SHORT PROBLEM = Extract the lines that carry the string "Utara" from the listing.

[Stored items from a collection]

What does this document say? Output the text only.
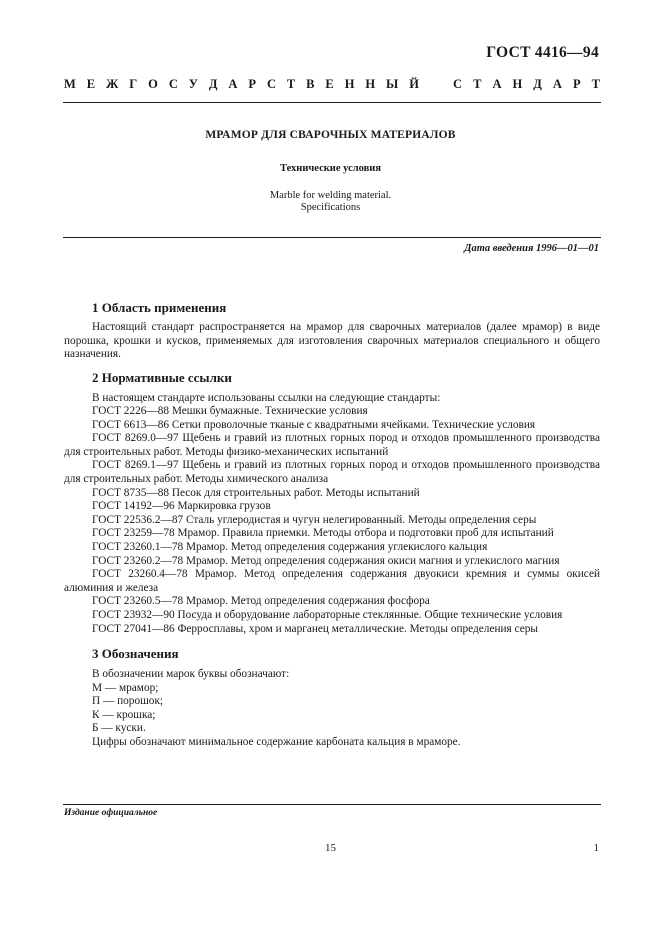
ГОСТ 4416—94
М Е Ж Г О С У Д А Р С Т В Е Н Н Ы Й	С Т А Н Д А Р Т
МРАМОР ДЛЯ СВАРОЧНЫХ МАТЕРИАЛОВ
Технические условия
Marble for welding material.
Specifications
Дата введения 1996—01—01
1 Область применения
Настоящий стандарт распространяется на мрамор для сварочных материалов (далее мрамор) в виде порошка, крошки и кусков, применяемых для изготовления сварочных материалов специального и общего назначения.
2 Нормативные ссылки
В настоящем стандарте использованы ссылки на следующие стандарты:
ГОСТ 2226—88 Мешки бумажные. Технические условия
ГОСТ 6613—86 Сетки проволочные тканые с квадратными ячейками. Технические условия
ГОСТ 8269.0—97 Щебень и гравий из плотных горных пород и отходов промышленного производства для строительных работ. Методы физико-механических испытаний
ГОСТ 8269.1—97 Щебень и гравий из плотных горных пород и отходов промышленного производства для строительных работ. Методы химического анализа
ГОСТ 8735—88 Песок для строительных работ. Методы испытаний
ГОСТ 14192—96 Маркировка грузов
ГОСТ 22536.2—87 Сталь углеродистая и чугун нелегированный. Методы определения серы
ГОСТ 23259—78 Мрамор. Правила приемки. Методы отбора и подготовки проб для испытаний
ГОСТ 23260.1—78 Мрамор. Метод определения содержания углекислого кальция
ГОСТ 23260.2—78 Мрамор. Метод определения содержания окиси магния и углекислого магния
ГОСТ 23260.4—78 Мрамор. Метод определения содержания двуокиси кремния и суммы окисей алюминия и железа
ГОСТ 23260.5—78 Мрамор. Метод определения содержания фосфора
ГОСТ 23932—90 Посуда и оборудование лабораторные стеклянные. Общие технические условия
ГОСТ 27041—86 Ферросплавы, хром и марганец металлические. Методы определения серы
3 Обозначения
В обозначении марок буквы обозначают:
М — мрамор;
П — порошок;
К — крошка;
Б — куски.
Цифры обозначают минимальное содержание карбоната кальция в мраморе.
Издание официальное
15	1
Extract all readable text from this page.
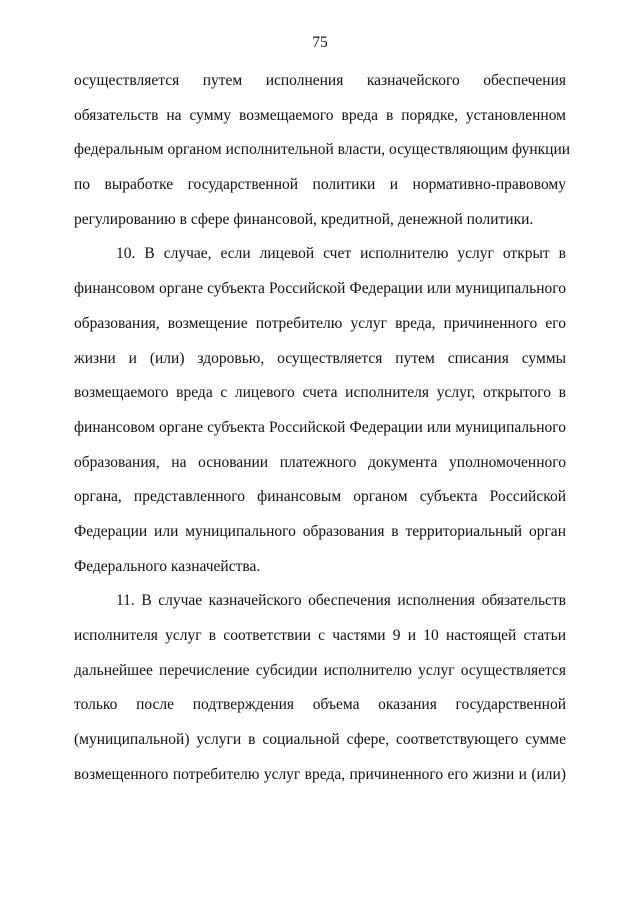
75
осуществляется путем исполнения казначейского обеспечения
обязательств на сумму возмещаемого вреда в порядке, установленном
федеральным органом исполнительной власти, осуществляющим функции
по выработке государственной политики и нормативно-правовому
регулированию в сфере финансовой, кредитной, денежной политики.
10. В случае, если лицевой счет исполнителю услуг открыт в
финансовом органе субъекта Российской Федерации или муниципального
образования, возмещение потребителю услуг вреда, причиненного его
жизни и (или) здоровью, осуществляется путем списания суммы
возмещаемого вреда с лицевого счета исполнителя услуг, открытого в
финансовом органе субъекта Российской Федерации или муниципального
образования, на основании платежного документа уполномоченного
органа, представленного финансовым органом субъекта Российской
Федерации или муниципального образования в территориальный орган
Федерального казначейства.
11. В случае казначейского обеспечения исполнения обязательств
исполнителя услуг в соответствии с частями 9 и 10 настоящей статьи
дальнейшее перечисление субсидии исполнителю услуг осуществляется
только после подтверждения объема оказания государственной
(муниципальной) услуги в социальной сфере, соответствующего сумме
возмещенного потребителю услуг вреда, причиненного его жизни и (или)
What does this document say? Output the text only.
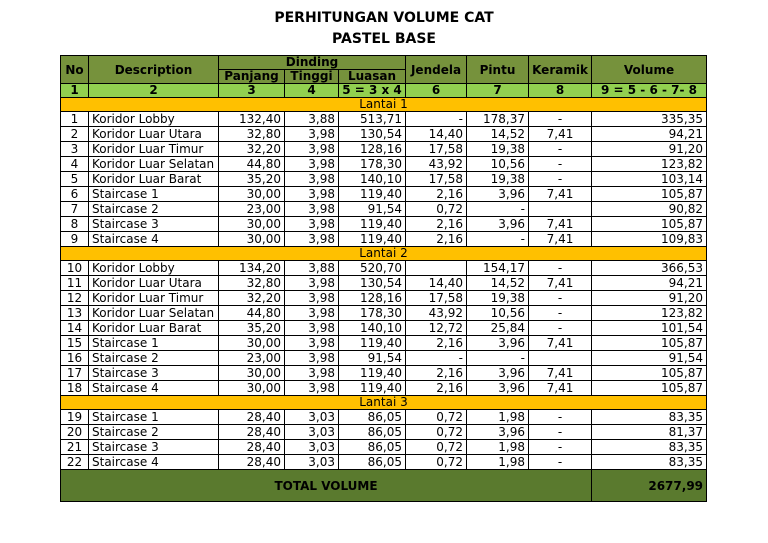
PERHITUNGAN VOLUME CAT
PASTEL BASE
No	Description	Dinding			Jendela	Pintu	Keramik	Volume
		Panjang	Tinggi	Luasan				
1	2	3	4	5 = 3 x 4	6	7	8	9 = 5 - 6 - 7- 8
Lantai 1								
1	Koridor Lobby	132,40	3,88	513,71	-	178,37	-	335,35
2	Koridor Luar Utara	32,80	3,98	130,54	14,40	14,52	7,41	94,21
3	Koridor Luar Timur	32,20	3,98	128,16	17,58	19,38	-	91,20
4	Koridor Luar Selatan	44,80	3,98	178,30	43,92	10,56	-	123,82
5	Koridor Luar Barat	35,20	3,98	140,10	17,58	19,38	-	103,14
6	Staircase 1	30,00	3,98	119,40	2,16	3,96	7,41	105,87
7	Staircase 2	23,00	3,98	91,54	0,72	-		90,82
8	Staircase 3	30,00	3,98	119,40	2,16	3,96	7,41	105,87
9	Staircase 4	30,00	3,98	119,40	2,16	-	7,41	109,83
Lantai 2								
10	Koridor Lobby	134,20	3,88	520,70		154,17	-	366,53
11	Koridor Luar Utara	32,80	3,98	130,54	14,40	14,52	7,41	94,21
12	Koridor Luar Timur	32,20	3,98	128,16	17,58	19,38	-	91,20
13	Koridor Luar Selatan	44,80	3,98	178,30	43,92	10,56	-	123,82
14	Koridor Luar Barat	35,20	3,98	140,10	12,72	25,84	-	101,54
15	Staircase 1	30,00	3,98	119,40	2,16	3,96	7,41	105,87
16	Staircase 2	23,00	3,98	91,54	-	-		91,54
17	Staircase 3	30,00	3,98	119,40	2,16	3,96	7,41	105,87
18	Staircase 4	30,00	3,98	119,40	2,16	3,96	7,41	105,87
Lantai 3								
19	Staircase 1	28,40	3,03	86,05	0,72	1,98	-	83,35
20	Staircase 2	28,40	3,03	86,05	0,72	3,96	-	81,37
21	Staircase 3	28,40	3,03	86,05	0,72	1,98	-	83,35
22	Staircase 4	28,40	3,03	86,05	0,72	1,98	-	83,35
TOTAL VOLUME								2677,99
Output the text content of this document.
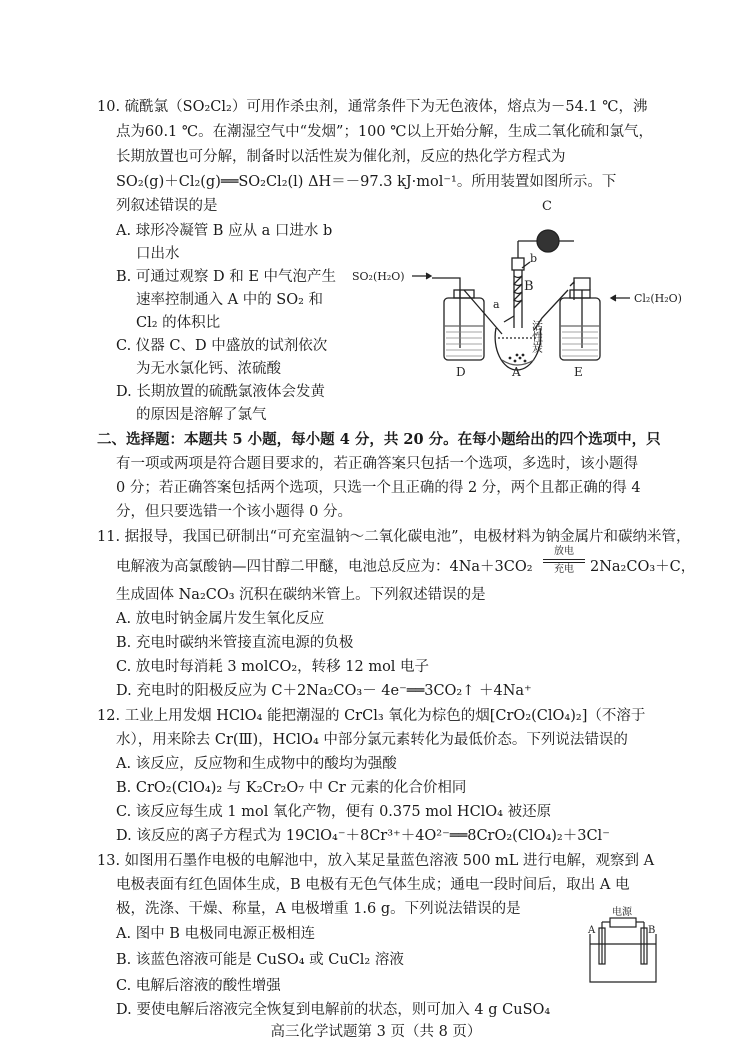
10. 硫酰氯（SO₂Cl₂）可用作杀虫剂，通常条件下为无色液体，熔点为－54.1 ℃，沸
点为60.1 ℃。在潮湿空气中“发烟”；100 ℃以上开始分解，生成二氧化硫和氯气，
长期放置也可分解，制备时以活性炭为催化剂，反应的热化学方程式为
SO₂(g)＋Cl₂(g)══SO₂Cl₂(l) ΔH＝－97.3 kJ·mol⁻¹。所用装置如图所示。下
列叙述错误的是
A. 球形冷凝管 B 应从 a 口进水 b
口出水
B. 可通过观察 D 和 E 中气泡产生
速率控制通入 A 中的 SO₂ 和
Cl₂ 的体积比
C. 仪器 C、D 中盛放的试剂依次
为无水氯化钙、浓硫酸
D. 长期放置的硫酰氯液体会发黄
的原因是溶解了氯气
SO₂(H₂O)
Cl₂(H₂O)
C
B
a
b
活性炭
D	A	E
二、选择题：本题共 5 小题，每小题 4 分，共 20 分。在每小题给出的四个选项中，只
有一项或两项是符合题目要求的，若正确答案只包括一个选项，多选时，该小题得
0 分；若正确答案包括两个选项，只选一个且正确的得 2 分，两个且都正确的得 4
分，但只要选错一个该小题得 0 分。
11. 据报导，我国已研制出“可充室温钠～二氧化碳电池”，电极材料为钠金属片和碳纳米管，
电解液为高氯酸钠—四甘醇二甲醚，电池总反应为：4Na＋3CO₂
放电
充电	2Na₂CO₃＋C，
生成固体 Na₂CO₃ 沉积在碳纳米管上。下列叙述错误的是
A. 放电时钠金属片发生氧化反应
B. 充电时碳纳米管接直流电源的负极
C. 放电时每消耗 3 molCO₂，转移 12 mol 电子
D. 充电时的阳极反应为 C＋2Na₂CO₃－ 4e⁻══3CO₂↑ ＋4Na⁺
12. 工业上用发烟 HClO₄ 能把潮湿的 CrCl₃ 氧化为棕色的烟[CrO₂(ClO₄)₂]（不溶于
水），用来除去 Cr(Ⅲ)，HClO₄ 中部分氯元素转化为最低价态。下列说法错误的
A. 该反应，反应物和生成物中的酸均为强酸
B. CrO₂(ClO₄)₂ 与 K₂Cr₂O₇ 中 Cr 元素的化合价相同
C. 该反应每生成 1 mol 氧化产物，便有 0.375 mol HClO₄ 被还原
D. 该反应的离子方程式为 19ClO₄⁻＋8Cr³⁺＋4O²⁻══8CrO₂(ClO₄)₂＋3Cl⁻
13. 如图用石墨作电极的电解池中，放入某足量蓝色溶液 500 mL 进行电解，观察到 A
电极表面有红色固体生成，B 电极有无色气体生成；通电一段时间后，取出 A 电
极，洗涤、干燥、称量，A 电极增重 1.6 g。下列说法错误的是
A. 图中 B 电极同电源正极相连
B. 该蓝色溶液可能是 CuSO₄ 或 CuCl₂ 溶液
C. 电解后溶液的酸性增强
D. 要使电解后溶液完全恢复到电解前的状态，则可加入 4 g CuSO₄
电源
A	B
高三化学试题第 3 页（共 8 页）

IN RESPONSE =
2	Koridor Luar Utara	32,80	3,98	130,54	14,40	14,52	7,41	94,21
11	Koridor Luar Utara	32,80	3,98	130,54	14,40	14,52	7,41	94,21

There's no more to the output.